(A run of records)
+--
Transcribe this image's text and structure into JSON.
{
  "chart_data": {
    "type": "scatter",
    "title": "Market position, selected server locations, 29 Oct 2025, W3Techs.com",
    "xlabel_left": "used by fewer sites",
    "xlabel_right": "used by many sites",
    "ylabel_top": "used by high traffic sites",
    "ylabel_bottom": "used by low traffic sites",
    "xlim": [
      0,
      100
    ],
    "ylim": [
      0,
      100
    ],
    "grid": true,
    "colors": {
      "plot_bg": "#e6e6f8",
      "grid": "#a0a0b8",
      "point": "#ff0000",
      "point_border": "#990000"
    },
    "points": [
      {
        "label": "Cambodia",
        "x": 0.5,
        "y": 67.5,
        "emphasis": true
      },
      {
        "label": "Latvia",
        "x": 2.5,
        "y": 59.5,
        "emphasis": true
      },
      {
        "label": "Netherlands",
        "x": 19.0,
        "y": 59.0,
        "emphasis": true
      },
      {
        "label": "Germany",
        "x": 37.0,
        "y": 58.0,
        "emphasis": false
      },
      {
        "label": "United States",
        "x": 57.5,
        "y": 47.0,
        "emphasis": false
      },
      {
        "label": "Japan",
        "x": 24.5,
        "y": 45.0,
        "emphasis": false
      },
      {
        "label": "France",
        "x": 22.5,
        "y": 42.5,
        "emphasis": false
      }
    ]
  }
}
+--
Description of the task —
Retype the records above exactly.

Result —
Transcribe this image's text and structure into JSON.
{
  "chart_data": {
    "type": "scatter",
    "title": "Market position, selected server locations, 29 Oct 2025, W3Techs.com",
    "xlabel_left": "used by fewer sites",
    "xlabel_right": "used by many sites",
    "ylabel_top": "used by high traffic sites",
    "ylabel_bottom": "used by low traffic sites",
    "xlim": [
      0,
      100
    ],
    "ylim": [
      0,
      100
    ],
    "grid": true,
    "colors": {
      "plot_bg": "#e6e6f8",
      "grid": "#a0a0b8",
      "point": "#ff0000",
      "point_border": "#990000"
    },
    "points": [
      {
        "label": "Cambodia",
        "x": 0.5,
        "y": 67.5,
        "emphasis": true
      },
      {
        "label": "Latvia",
        "x": 2.5,
        "y": 59.5,
        "emphasis": true
      },
      {
        "label": "Netherlands",
        "x": 19.0,
        "y": 59.0,
        "emphasis": true
      },
      {
        "label": "Germany",
        "x": 37.0,
        "y": 58.0,
        "emphasis": false
      },
      {
        "label": "United States",
        "x": 57.5,
        "y": 47.0,
        "emphasis": false
      },
      {
        "label": "Japan",
        "x": 24.5,
        "y": 45.0,
        "emphasis": false
      },
      {
        "label": "France",
        "x": 22.5,
        "y": 42.5,
        "emphasis": false
      }
    ]
  }
}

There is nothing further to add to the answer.